TASK BRIEF :: In the copy, include every entry exactly but none of the images.

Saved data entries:
==========

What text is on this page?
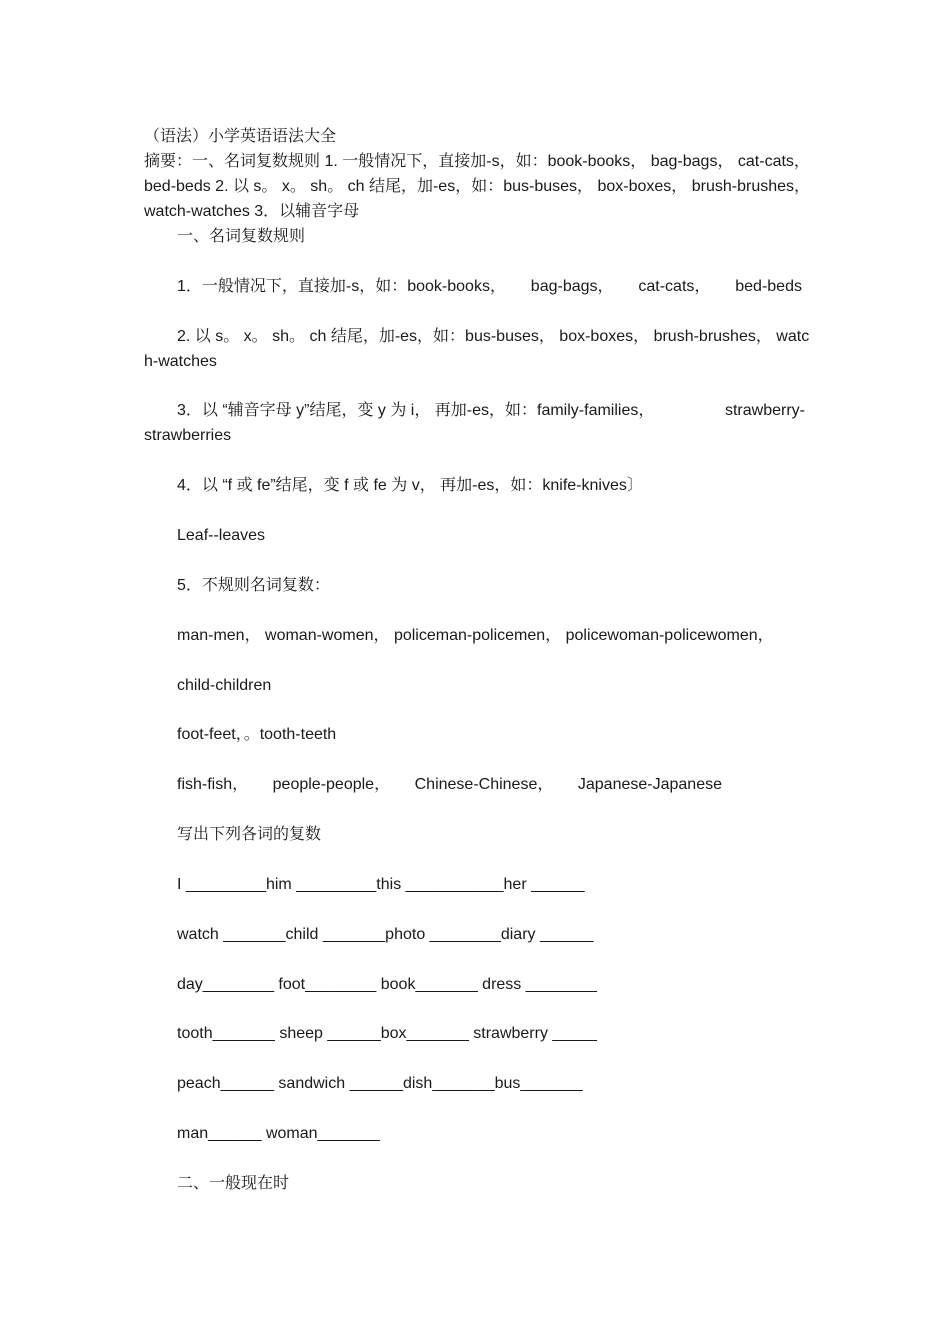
（语法）小学英语语法大全
摘要：一、名词复数规则 1. 一般情况下，直接加-s，如：book-books， bag-bags， cat-cats，
bed-beds 2. 以 s。 x。 sh。 ch 结尾，加-es，如：bus-buses， box-boxes， brush-brushes，
watch-watches 3．以辅音字母
一、名词复数规则
1．一般情况下，直接加-s，如：book-books， bag-bags， cat-cats， bed-beds
2. 以 s。 x。 sh。 ch 结尾，加-es，如：bus-buses， box-boxes， brush-brushes， watc
h-watches
3．以 “辅音字母 y”结尾，变 y 为 i， 再加-es，如：family-families，	strawberry-
strawberries
4．以 “f 或 fe”结尾，变 f 或 fe 为 v， 再加-es，如：knife-knives〕
Leaf--leaves
5．不规则名词复数：
man-men， woman-women， policeman-policemen， policewoman-policewomen，
child-children
foot-feet，。tooth-teeth
fish-fish， people-people， Chinese-Chinese， Japanese-Japanese
写出下列各词的复数
I _________him _________this ___________her ______
watch _______child _______photo ________diary ______
day________ foot________ book_______ dress ________
tooth_______ sheep ______box_______ strawberry _____
peach______ sandwich ______dish_______bus_______
man______ woman_______
二、一般现在时
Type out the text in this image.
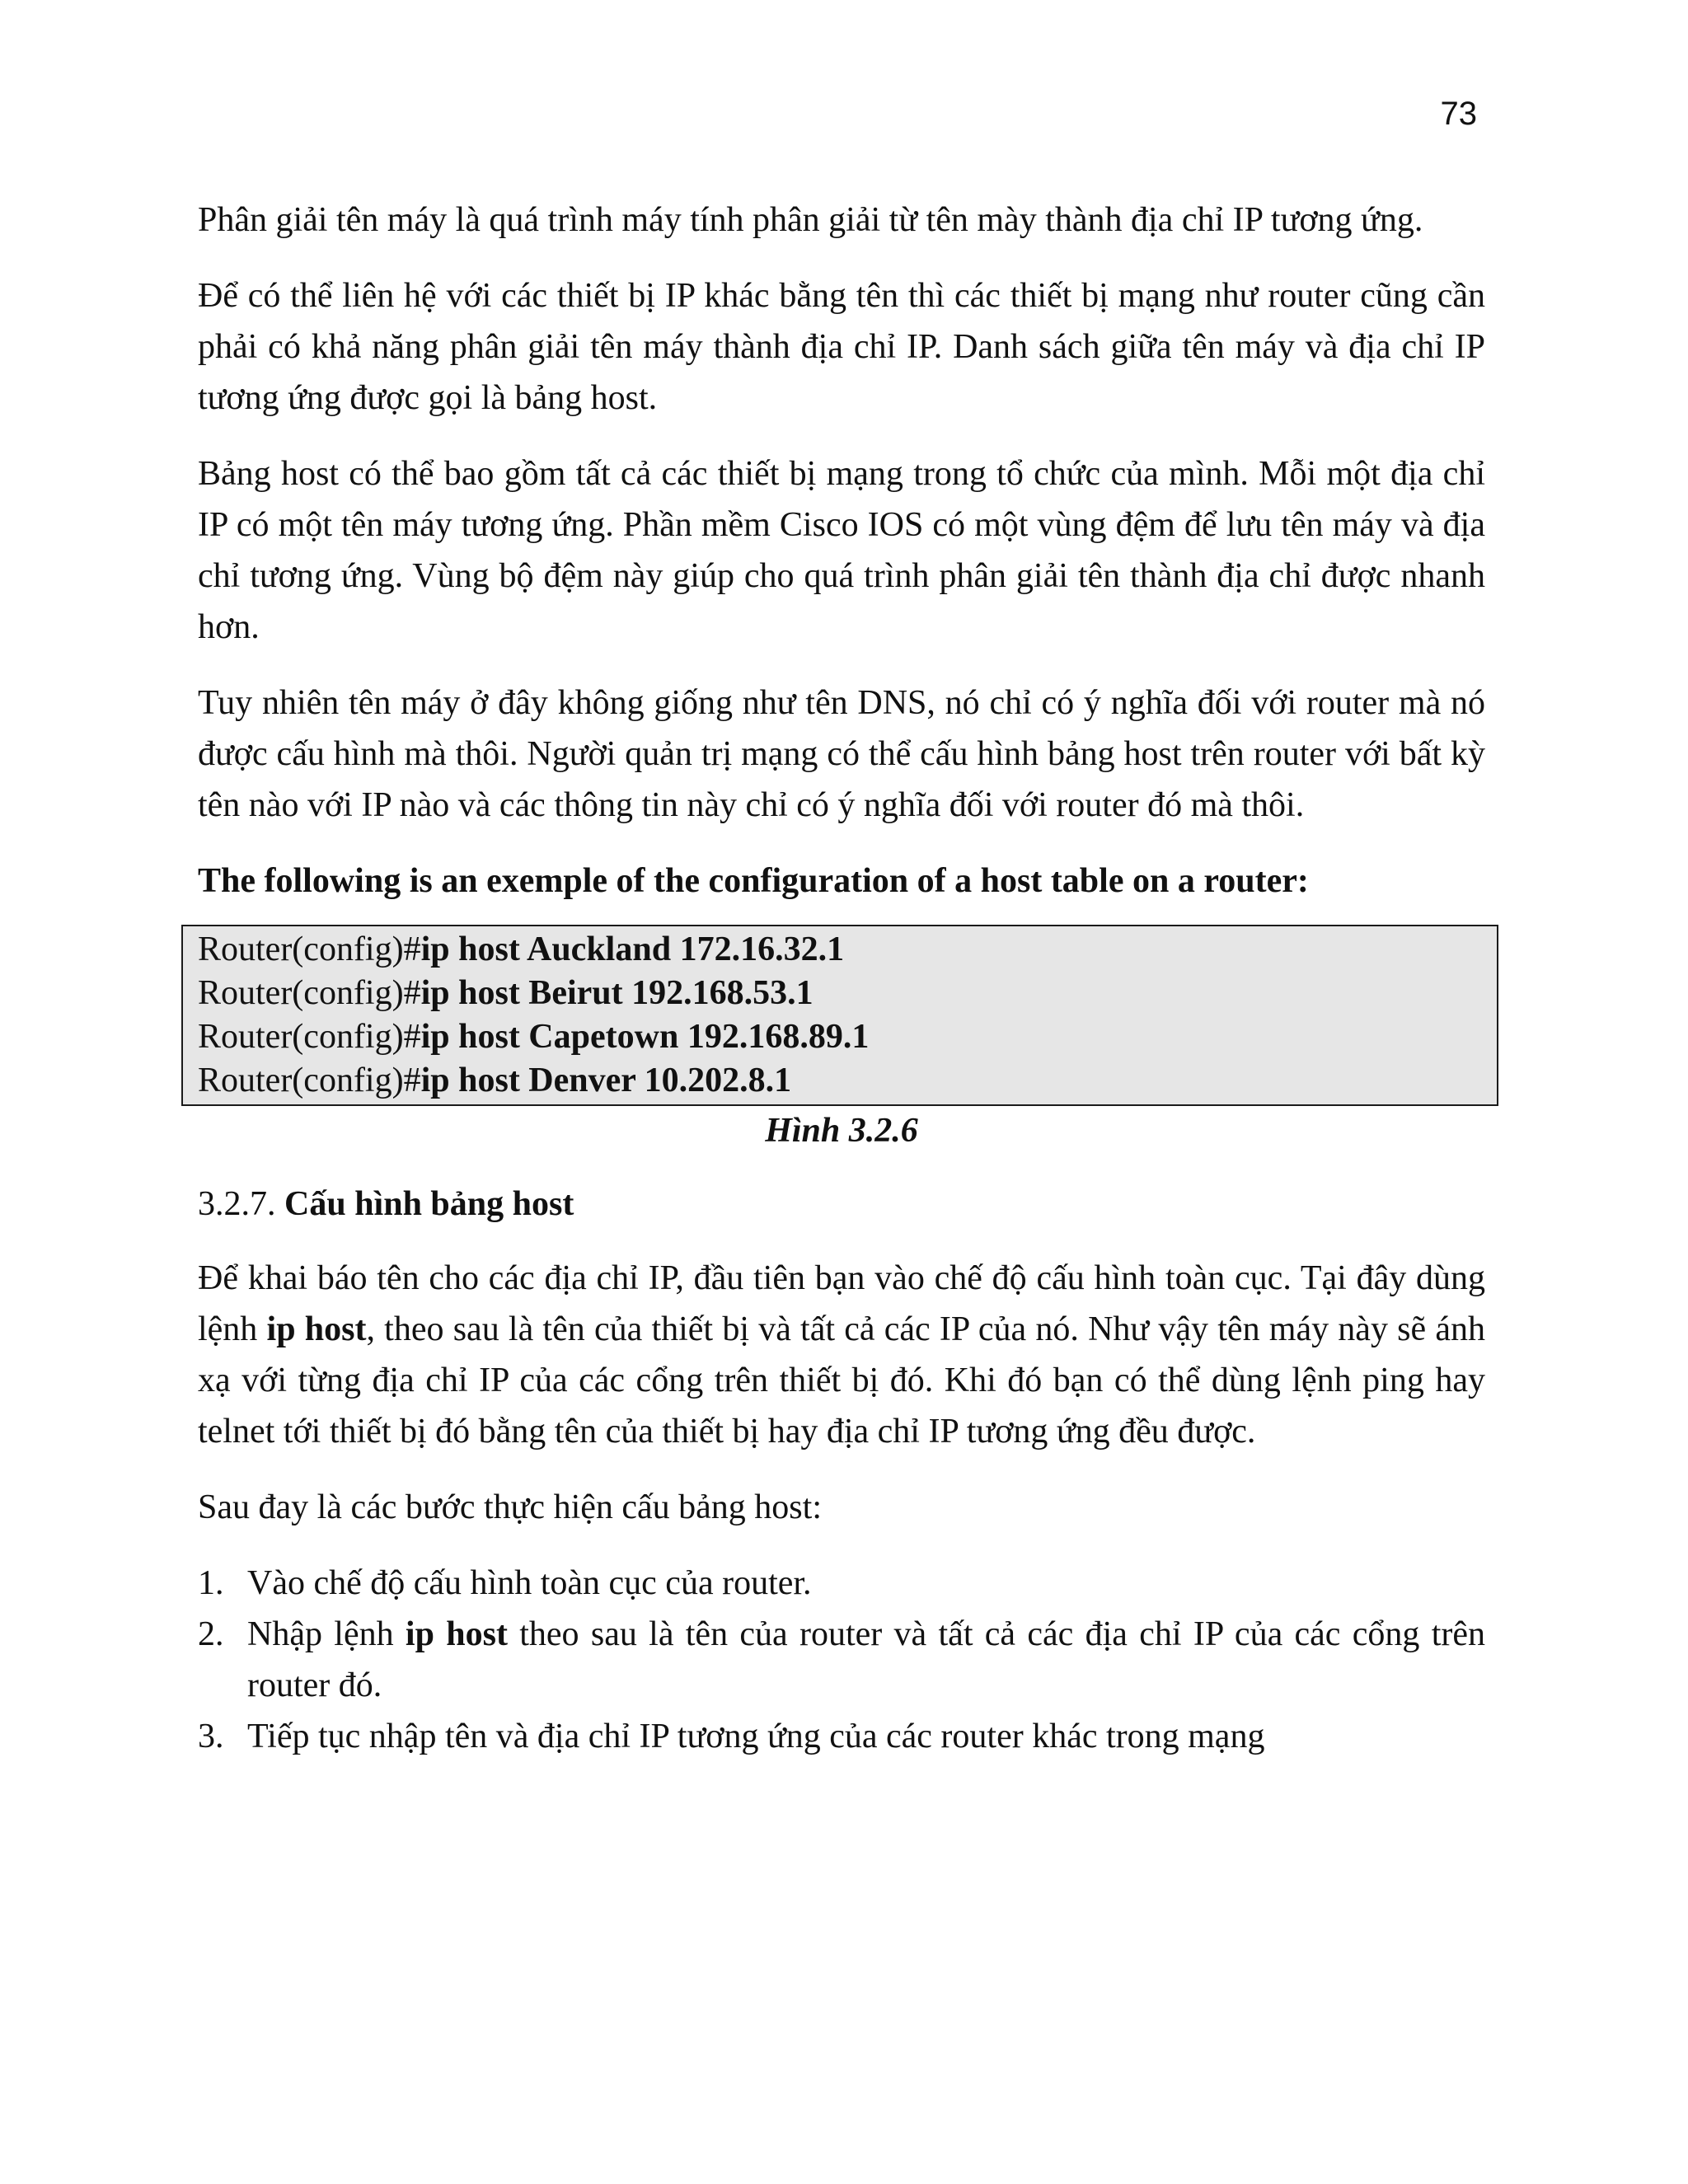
73

Phân giải tên máy là quá trình máy tính phân giải từ tên mày thành địa chỉ IP tương ứng.

Để có thể liên hệ với các thiết bị IP khác bằng tên thì các thiết bị mạng như router cũng cần phải có khả năng phân giải tên máy thành địa chỉ IP. Danh sách giữa tên máy và địa chỉ IP tương ứng được gọi là bảng host.

Bảng host có thể bao gồm tất cả các thiết bị mạng trong tổ chức của mình. Mỗi một địa chỉ IP có một tên máy tương ứng. Phần mềm Cisco IOS có một vùng đệm để lưu tên máy và địa chỉ tương ứng. Vùng bộ đệm này giúp cho quá trình phân giải tên thành địa chỉ được nhanh hơn.

Tuy nhiên tên máy ở đây không giống như tên DNS, nó chỉ có ý nghĩa đối với router mà nó được cấu hình mà thôi. Người quản trị mạng có thể cấu hình bảng host trên router với bất kỳ tên nào với IP nào và các thông tin này chỉ có ý nghĩa đối với router đó mà thôi.

The following is an exemple of the configuration of a host table on a router:
Router(config)#ip host Auckland 172.16.32.1
Router(config)#ip host Beirut 192.168.53.1
Router(config)#ip host Capetown 192.168.89.1
Router(config)#ip host Denver 10.202.8.1
Hình 3.2.6
3.2.7. Cấu hình bảng host

Để khai báo tên cho các địa chỉ IP, đầu tiên bạn vào chế độ cấu hình toàn cục. Tại đây dùng lệnh ip host, theo sau là tên của thiết bị và tất cả các IP của nó. Như vậy tên máy này sẽ ánh xạ với từng địa chỉ IP của các cổng trên thiết bị đó. Khi đó bạn có thể dùng lệnh ping hay telnet tới thiết bị đó bằng tên của thiết bị hay địa chỉ IP tương ứng đều được.

Sau đay là các bước thực hiện cấu bảng host:

1. Vào chế độ cấu hình toàn cục của router.
2. Nhập lệnh ip host theo sau là tên của router và tất cả các địa chỉ IP của các cổng trên router đó.
3. Tiếp tục nhập tên và địa chỉ IP tương ứng của các router khác trong mạng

==========

ANSWER TO THE EXERCISE ::
What text is on this page?
（语法）小学英语语法大全
摘要：一、名词复数规则 1. 一般情况下，直接加-s，如：book-books， bag-bags， cat-cats，
bed-beds 2. 以 s。 x。 sh。 ch 结尾，加-es，如：bus-buses， box-boxes， brush-brushes，
watch-watches 3．以辅音字母
一、名词复数规则
1．一般情况下，直接加-s，如：book-books， bag-bags， cat-cats， bed-beds
2. 以 s。 x。 sh。 ch 结尾，加-es，如：bus-buses， box-boxes， brush-brushes， watc
h-watches
3．以 “辅音字母 y”结尾，变 y 为 i， 再加-es，如：family-families，	strawberry-
strawberries
4．以 “f 或 fe”结尾，变 f 或 fe 为 v， 再加-es，如：knife-knives〕
Leaf--leaves
5．不规则名词复数：
man-men， woman-women， policeman-policemen， policewoman-policewomen，
child-children
foot-feet，。tooth-teeth
fish-fish， people-people， Chinese-Chinese， Japanese-Japanese
写出下列各词的复数
I _________him _________this ___________her ______
watch _______child _______photo ________diary ______
day________ foot________ book_______ dress ________
tooth_______ sheep ______box_______ strawberry _____
peach______ sandwich ______dish_______bus_______
man______ woman_______
二、一般现在时
Type out the text in this image.
73

Phân giải tên máy là quá trình máy tính phân giải từ tên mày thành địa chỉ IP tương ứng.

Để có thể liên hệ với các thiết bị IP khác bằng tên thì các thiết bị mạng như router cũng cần phải có khả năng phân giải tên máy thành địa chỉ IP. Danh sách giữa tên máy và địa chỉ IP tương ứng được gọi là bảng host.

Bảng host có thể bao gồm tất cả các thiết bị mạng trong tổ chức của mình. Mỗi một địa chỉ IP có một tên máy tương ứng. Phần mềm Cisco IOS có một vùng đệm để lưu tên máy và địa chỉ tương ứng. Vùng bộ đệm này giúp cho quá trình phân giải tên thành địa chỉ được nhanh hơn.

Tuy nhiên tên máy ở đây không giống như tên DNS, nó chỉ có ý nghĩa đối với router mà nó được cấu hình mà thôi. Người quản trị mạng có thể cấu hình bảng host trên router với bất kỳ tên nào với IP nào và các thông tin này chỉ có ý nghĩa đối với router đó mà thôi.

The following is an exemple of the configuration of a host table on a router:
Router(config)#ip host Auckland 172.16.32.1
Router(config)#ip host Beirut 192.168.53.1
Router(config)#ip host Capetown 192.168.89.1
Router(config)#ip host Denver 10.202.8.1
Hình 3.2.6
3.2.7. Cấu hình bảng host

Để khai báo tên cho các địa chỉ IP, đầu tiên bạn vào chế độ cấu hình toàn cục. Tại đây dùng lệnh ip host, theo sau là tên của thiết bị và tất cả các IP của nó. Như vậy tên máy này sẽ ánh xạ với từng địa chỉ IP của các cổng trên thiết bị đó. Khi đó bạn có thể dùng lệnh ping hay telnet tới thiết bị đó bằng tên của thiết bị hay địa chỉ IP tương ứng đều được.

Sau đay là các bước thực hiện cấu bảng host:

1. Vào chế độ cấu hình toàn cục của router.
2. Nhập lệnh ip host theo sau là tên của router và tất cả các địa chỉ IP của các cổng trên router đó.
3. Tiếp tục nhập tên và địa chỉ IP tương ứng của các router khác trong mạng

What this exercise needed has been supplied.